Examine the material below and count the lines that hold the word "disease". Report only the number.
________________
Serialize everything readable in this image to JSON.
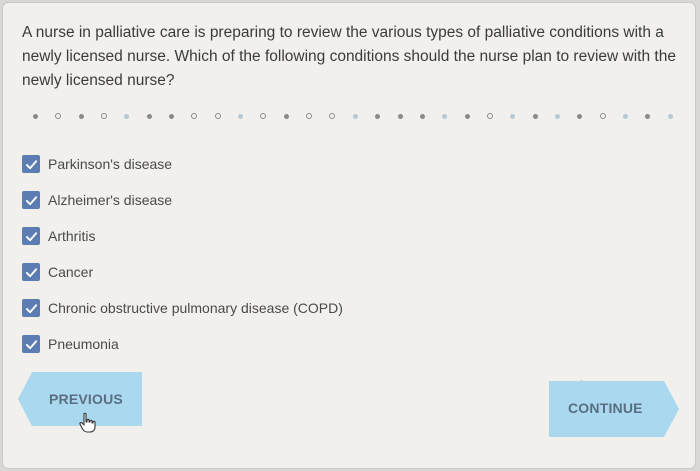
{
  "question": {
    "text": "A nurse in palliative care is preparing to review the various types of palliative conditions with a newly licensed nurse. Which of the following conditions should the nurse plan to review with the newly licensed nurse?"
  },
  "progress": {
    "dots": [
      "filled",
      "ring",
      "filled",
      "ring",
      "light",
      "filled",
      "filled",
      "ring",
      "ring",
      "light",
      "ring",
      "filled",
      "ring",
      "ring",
      "light",
      "filled",
      "filled",
      "filled",
      "light",
      "filled",
      "ring",
      "light",
      "filled",
      "light",
      "filled",
      "ring",
      "light",
      "filled",
      "light"
    ]
  },
  "options": [
    {
      "label": "Parkinson's disease",
      "checked": true
    },
    {
      "label": "Alzheimer's disease",
      "checked": true
    },
    {
      "label": "Arthritis",
      "checked": true
    },
    {
      "label": "Cancer",
      "checked": true
    },
    {
      "label": "Chronic obstructive pulmonary disease (COPD)",
      "checked": true
    },
    {
      "label": "Pneumonia",
      "checked": true
    }
  ],
  "nav": {
    "previous_label": "PREVIOUS",
    "continue_label": "CONTINUE"
  },
  "colors": {
    "checkbox": "#5b7db4",
    "button_fill": "#a9d8ef",
    "button_text": "#5a6e82",
    "card_background": "#f1f0ed"
  },
  "icons": {
    "checkbox": "checkmark-icon",
    "cursor": "hand-pointer-icon"
  }
}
________________
**Worked answer**
3